▸ **Exercise details**
Reproduce all entries precisely, down to the last character.

□ □ □

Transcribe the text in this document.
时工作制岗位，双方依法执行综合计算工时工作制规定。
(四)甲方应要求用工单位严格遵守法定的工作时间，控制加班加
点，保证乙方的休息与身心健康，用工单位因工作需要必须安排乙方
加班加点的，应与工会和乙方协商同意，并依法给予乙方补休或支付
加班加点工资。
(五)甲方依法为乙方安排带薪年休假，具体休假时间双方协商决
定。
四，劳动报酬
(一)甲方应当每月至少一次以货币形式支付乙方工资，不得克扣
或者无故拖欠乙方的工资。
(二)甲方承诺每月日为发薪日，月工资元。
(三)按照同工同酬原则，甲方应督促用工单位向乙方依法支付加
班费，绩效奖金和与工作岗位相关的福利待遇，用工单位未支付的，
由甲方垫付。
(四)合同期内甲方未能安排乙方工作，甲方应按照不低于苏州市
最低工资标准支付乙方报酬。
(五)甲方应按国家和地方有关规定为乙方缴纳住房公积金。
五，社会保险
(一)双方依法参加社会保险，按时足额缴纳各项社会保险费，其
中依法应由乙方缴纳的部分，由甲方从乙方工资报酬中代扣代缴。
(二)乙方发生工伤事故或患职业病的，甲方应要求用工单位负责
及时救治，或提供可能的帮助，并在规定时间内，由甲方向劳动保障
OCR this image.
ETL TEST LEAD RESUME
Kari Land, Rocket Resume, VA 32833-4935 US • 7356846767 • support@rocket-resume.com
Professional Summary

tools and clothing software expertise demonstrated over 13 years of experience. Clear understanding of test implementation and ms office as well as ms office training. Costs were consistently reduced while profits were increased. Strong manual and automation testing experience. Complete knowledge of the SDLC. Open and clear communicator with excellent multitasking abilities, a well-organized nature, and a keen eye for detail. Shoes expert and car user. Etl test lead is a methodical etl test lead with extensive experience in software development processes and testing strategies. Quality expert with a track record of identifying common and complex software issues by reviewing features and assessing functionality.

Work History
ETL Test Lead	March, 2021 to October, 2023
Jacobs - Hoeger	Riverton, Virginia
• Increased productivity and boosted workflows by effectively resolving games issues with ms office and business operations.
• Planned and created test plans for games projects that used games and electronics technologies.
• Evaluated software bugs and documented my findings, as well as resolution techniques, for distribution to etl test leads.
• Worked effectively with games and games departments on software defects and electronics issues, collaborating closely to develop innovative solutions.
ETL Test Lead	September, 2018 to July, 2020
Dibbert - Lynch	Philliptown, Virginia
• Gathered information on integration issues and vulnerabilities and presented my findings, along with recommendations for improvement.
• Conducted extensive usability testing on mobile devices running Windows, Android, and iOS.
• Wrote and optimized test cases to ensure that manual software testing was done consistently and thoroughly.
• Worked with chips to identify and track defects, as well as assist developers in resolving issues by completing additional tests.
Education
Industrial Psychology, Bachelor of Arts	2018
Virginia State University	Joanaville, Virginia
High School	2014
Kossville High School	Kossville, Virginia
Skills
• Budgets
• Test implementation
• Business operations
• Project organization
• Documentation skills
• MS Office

□ □ □

▸ **Task response**
Transcribe the text in this document.
时工作制岗位，双方依法执行综合计算工时工作制规定。
(四)甲方应要求用工单位严格遵守法定的工作时间，控制加班加
点，保证乙方的休息与身心健康，用工单位因工作需要必须安排乙方
加班加点的，应与工会和乙方协商同意，并依法给予乙方补休或支付
加班加点工资。
(五)甲方依法为乙方安排带薪年休假，具体休假时间双方协商决
定。
四，劳动报酬
(一)甲方应当每月至少一次以货币形式支付乙方工资，不得克扣
或者无故拖欠乙方的工资。
(二)甲方承诺每月日为发薪日，月工资元。
(三)按照同工同酬原则，甲方应督促用工单位向乙方依法支付加
班费，绩效奖金和与工作岗位相关的福利待遇，用工单位未支付的，
由甲方垫付。
(四)合同期内甲方未能安排乙方工作，甲方应按照不低于苏州市
最低工资标准支付乙方报酬。
(五)甲方应按国家和地方有关规定为乙方缴纳住房公积金。
五，社会保险
(一)双方依法参加社会保险，按时足额缴纳各项社会保险费，其
中依法应由乙方缴纳的部分，由甲方从乙方工资报酬中代扣代缴。
(二)乙方发生工伤事故或患职业病的，甲方应要求用工单位负责
及时救治，或提供可能的帮助，并在规定时间内，由甲方向劳动保障
OCR this image.
ETL TEST LEAD RESUME
Kari Land, Rocket Resume, VA 32833-4935 US • 7356846767 • support@rocket-resume.com
Professional Summary

tools and clothing software expertise demonstrated over 13 years of experience. Clear understanding of test implementation and ms office as well as ms office training. Costs were consistently reduced while profits were increased. Strong manual and automation testing experience. Complete knowledge of the SDLC. Open and clear communicator with excellent multitasking abilities, a well-organized nature, and a keen eye for detail. Shoes expert and car user. Etl test lead is a methodical etl test lead with extensive experience in software development processes and testing strategies. Quality expert with a track record of identifying common and complex software issues by reviewing features and assessing functionality.

Work History
ETL Test Lead	March, 2021 to October, 2023
Jacobs - Hoeger	Riverton, Virginia
• Increased productivity and boosted workflows by effectively resolving games issues with ms office and business operations.
• Planned and created test plans for games projects that used games and electronics technologies.
• Evaluated software bugs and documented my findings, as well as resolution techniques, for distribution to etl test leads.
• Worked effectively with games and games departments on software defects and electronics issues, collaborating closely to develop innovative solutions.
ETL Test Lead	September, 2018 to July, 2020
Dibbert - Lynch	Philliptown, Virginia
• Gathered information on integration issues and vulnerabilities and presented my findings, along with recommendations for improvement.
• Conducted extensive usability testing on mobile devices running Windows, Android, and iOS.
• Wrote and optimized test cases to ensure that manual software testing was done consistently and thoroughly.
• Worked with chips to identify and track defects, as well as assist developers in resolving issues by completing additional tests.
Education
Industrial Psychology, Bachelor of Arts	2018
Virginia State University	Joanaville, Virginia
High School	2014
Kossville High School	Kossville, Virginia
Skills
• Budgets
• Test implementation
• Business operations
• Project organization
• Documentation skills
• MS Office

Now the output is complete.